### Written task
Determine which lines of the records include the word "color", and copy them.
•••
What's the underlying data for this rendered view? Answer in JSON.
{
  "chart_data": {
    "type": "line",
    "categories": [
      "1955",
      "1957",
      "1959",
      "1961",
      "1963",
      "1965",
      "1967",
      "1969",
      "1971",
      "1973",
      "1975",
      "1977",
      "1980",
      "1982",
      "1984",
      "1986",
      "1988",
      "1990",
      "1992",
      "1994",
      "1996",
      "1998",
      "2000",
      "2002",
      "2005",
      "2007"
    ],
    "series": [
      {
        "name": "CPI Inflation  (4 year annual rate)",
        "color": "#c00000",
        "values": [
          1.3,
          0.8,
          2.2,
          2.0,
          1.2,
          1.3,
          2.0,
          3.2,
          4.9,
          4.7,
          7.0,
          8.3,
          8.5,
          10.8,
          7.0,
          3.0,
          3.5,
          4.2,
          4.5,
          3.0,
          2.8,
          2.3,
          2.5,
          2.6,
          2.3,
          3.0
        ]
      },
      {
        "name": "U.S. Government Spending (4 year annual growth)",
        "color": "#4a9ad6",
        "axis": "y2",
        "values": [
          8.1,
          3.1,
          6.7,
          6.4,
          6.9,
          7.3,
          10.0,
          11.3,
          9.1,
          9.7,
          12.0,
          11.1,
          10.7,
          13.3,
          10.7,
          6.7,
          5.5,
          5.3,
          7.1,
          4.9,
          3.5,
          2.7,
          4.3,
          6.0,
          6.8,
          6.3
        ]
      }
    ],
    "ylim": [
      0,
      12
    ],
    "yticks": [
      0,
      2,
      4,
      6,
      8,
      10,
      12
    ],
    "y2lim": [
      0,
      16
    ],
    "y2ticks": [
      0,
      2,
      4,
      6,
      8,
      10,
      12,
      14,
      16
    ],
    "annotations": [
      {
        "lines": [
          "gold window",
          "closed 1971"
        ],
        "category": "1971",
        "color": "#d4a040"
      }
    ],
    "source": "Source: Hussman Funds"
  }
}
•••
### Reply
        "color": "#c00000",
        "color": "#4a9ad6",
        "color": "#d4a040"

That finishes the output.